Dataset records:
*-*-*

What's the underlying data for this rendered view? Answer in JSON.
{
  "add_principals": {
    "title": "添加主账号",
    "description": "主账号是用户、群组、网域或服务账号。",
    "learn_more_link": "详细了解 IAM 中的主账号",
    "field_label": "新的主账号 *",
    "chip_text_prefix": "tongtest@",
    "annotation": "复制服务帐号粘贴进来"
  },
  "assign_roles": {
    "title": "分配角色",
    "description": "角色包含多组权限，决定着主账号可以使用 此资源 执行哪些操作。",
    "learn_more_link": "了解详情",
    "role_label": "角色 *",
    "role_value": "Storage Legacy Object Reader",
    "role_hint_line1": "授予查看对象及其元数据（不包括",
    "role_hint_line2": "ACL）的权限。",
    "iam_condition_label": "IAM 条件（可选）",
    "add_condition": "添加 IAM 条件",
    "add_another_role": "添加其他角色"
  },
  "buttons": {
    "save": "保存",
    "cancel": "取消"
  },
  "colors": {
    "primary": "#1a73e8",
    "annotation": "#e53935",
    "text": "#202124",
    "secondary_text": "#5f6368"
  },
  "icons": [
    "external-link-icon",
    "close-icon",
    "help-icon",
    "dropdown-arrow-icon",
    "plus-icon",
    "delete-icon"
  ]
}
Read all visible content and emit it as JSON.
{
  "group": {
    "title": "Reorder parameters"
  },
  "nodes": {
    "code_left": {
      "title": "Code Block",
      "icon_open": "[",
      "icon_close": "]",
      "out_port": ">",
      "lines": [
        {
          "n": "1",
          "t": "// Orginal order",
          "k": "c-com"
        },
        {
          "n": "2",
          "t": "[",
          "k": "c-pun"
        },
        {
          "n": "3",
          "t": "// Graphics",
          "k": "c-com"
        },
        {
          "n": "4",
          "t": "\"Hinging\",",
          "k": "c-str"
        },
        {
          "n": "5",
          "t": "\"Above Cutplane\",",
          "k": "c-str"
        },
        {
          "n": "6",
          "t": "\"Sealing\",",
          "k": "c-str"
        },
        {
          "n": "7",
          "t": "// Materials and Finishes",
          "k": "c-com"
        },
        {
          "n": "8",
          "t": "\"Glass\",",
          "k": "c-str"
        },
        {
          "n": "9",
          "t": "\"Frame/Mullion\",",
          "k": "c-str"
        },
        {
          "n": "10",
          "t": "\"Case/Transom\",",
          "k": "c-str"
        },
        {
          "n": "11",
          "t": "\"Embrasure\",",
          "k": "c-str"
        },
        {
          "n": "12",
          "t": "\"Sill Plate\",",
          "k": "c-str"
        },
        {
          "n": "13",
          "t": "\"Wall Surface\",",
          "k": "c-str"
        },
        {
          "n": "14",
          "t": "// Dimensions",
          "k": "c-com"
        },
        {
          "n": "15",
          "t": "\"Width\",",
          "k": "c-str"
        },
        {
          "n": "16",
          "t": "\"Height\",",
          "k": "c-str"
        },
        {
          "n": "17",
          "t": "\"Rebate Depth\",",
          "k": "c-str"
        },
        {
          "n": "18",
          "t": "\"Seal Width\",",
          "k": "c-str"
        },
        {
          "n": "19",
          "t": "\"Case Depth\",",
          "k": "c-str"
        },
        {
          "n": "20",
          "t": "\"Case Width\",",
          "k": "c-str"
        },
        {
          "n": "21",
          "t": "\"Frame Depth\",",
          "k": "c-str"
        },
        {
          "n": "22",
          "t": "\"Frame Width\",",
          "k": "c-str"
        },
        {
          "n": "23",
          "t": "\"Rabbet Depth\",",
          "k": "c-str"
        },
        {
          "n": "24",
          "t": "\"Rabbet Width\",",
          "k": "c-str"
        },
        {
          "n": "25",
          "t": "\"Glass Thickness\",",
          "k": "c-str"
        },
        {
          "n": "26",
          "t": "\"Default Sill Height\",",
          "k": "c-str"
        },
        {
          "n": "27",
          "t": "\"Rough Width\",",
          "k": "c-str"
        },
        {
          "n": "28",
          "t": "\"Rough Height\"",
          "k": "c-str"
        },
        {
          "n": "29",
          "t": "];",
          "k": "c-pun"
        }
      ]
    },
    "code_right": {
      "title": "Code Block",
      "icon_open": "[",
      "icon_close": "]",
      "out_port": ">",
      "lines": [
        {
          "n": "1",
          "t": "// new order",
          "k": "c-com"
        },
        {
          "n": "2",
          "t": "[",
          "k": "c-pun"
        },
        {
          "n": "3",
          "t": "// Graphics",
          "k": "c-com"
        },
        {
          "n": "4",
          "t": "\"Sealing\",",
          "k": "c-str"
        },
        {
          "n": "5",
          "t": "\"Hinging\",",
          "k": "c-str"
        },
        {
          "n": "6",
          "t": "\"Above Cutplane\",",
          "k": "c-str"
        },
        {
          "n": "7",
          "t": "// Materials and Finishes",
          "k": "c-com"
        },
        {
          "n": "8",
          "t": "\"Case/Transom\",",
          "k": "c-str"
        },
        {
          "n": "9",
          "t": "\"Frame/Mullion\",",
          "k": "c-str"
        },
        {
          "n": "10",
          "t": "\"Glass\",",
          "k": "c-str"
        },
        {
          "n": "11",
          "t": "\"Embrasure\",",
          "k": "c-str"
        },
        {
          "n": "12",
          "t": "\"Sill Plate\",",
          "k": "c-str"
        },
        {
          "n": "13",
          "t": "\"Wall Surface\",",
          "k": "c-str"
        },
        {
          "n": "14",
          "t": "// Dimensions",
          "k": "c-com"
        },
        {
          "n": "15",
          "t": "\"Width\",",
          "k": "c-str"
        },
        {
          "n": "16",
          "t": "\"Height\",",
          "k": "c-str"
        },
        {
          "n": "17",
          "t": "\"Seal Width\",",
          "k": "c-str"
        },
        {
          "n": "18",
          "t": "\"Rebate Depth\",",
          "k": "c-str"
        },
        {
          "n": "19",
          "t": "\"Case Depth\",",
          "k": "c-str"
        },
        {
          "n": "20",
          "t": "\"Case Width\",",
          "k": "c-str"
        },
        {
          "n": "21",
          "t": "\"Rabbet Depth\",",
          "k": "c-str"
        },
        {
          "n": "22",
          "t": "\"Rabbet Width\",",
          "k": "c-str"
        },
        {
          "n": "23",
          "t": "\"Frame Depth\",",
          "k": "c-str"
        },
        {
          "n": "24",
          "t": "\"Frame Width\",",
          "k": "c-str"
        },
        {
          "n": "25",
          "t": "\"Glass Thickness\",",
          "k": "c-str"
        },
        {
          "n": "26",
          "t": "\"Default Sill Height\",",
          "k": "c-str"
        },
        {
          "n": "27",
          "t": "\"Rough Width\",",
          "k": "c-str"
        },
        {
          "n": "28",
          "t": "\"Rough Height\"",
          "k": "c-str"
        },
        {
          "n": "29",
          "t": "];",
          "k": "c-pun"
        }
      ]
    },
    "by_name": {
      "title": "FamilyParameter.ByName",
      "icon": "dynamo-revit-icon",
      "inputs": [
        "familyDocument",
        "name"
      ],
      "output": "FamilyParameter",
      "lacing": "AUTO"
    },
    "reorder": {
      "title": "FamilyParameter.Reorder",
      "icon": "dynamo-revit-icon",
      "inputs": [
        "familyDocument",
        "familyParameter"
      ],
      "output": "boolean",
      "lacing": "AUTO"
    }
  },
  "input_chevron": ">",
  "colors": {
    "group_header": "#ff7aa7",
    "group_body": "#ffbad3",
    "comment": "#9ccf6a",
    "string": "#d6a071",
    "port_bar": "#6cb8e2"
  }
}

*-*-*

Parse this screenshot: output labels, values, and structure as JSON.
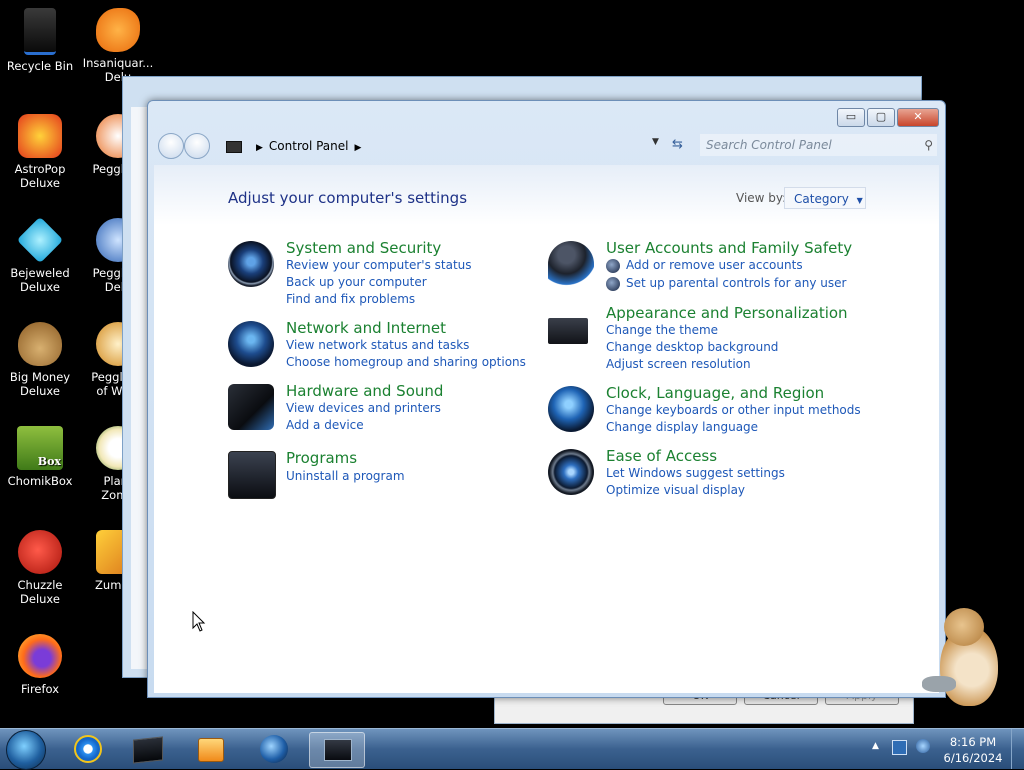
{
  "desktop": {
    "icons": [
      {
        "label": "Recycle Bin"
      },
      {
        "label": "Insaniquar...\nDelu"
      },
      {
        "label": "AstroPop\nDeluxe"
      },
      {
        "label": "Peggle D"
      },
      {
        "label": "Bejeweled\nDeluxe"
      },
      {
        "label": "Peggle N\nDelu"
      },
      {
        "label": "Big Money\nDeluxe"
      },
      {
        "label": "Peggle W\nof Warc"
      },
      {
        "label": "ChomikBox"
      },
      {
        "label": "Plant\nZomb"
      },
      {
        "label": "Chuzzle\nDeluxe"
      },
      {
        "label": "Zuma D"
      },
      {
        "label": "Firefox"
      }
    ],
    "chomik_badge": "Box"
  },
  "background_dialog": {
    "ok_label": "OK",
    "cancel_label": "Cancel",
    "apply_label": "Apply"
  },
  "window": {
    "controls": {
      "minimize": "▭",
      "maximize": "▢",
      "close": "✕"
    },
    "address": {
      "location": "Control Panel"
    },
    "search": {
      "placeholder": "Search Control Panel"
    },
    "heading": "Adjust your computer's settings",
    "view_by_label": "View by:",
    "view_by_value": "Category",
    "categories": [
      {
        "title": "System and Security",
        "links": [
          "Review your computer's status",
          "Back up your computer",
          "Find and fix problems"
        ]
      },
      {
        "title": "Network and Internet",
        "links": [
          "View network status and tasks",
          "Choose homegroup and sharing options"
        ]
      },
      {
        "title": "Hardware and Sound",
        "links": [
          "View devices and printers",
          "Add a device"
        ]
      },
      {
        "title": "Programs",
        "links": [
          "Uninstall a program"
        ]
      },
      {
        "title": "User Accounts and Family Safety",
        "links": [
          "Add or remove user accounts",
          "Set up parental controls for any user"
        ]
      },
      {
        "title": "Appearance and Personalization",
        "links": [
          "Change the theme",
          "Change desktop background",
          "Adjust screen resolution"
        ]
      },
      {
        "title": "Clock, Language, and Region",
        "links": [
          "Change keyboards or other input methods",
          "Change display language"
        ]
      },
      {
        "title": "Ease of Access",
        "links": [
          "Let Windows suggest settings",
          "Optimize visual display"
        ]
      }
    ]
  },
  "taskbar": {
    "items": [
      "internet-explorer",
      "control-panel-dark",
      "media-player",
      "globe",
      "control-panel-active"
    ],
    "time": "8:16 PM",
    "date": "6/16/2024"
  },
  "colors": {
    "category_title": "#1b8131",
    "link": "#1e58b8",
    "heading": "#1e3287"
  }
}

*-*-*

Task to complete:
Gather, from the listing above, every line carrying the word "Change".

Response to this exercise:
          "Change the theme",
          "Change desktop background",
          "Change keyboards or other input methods",
          "Change display language"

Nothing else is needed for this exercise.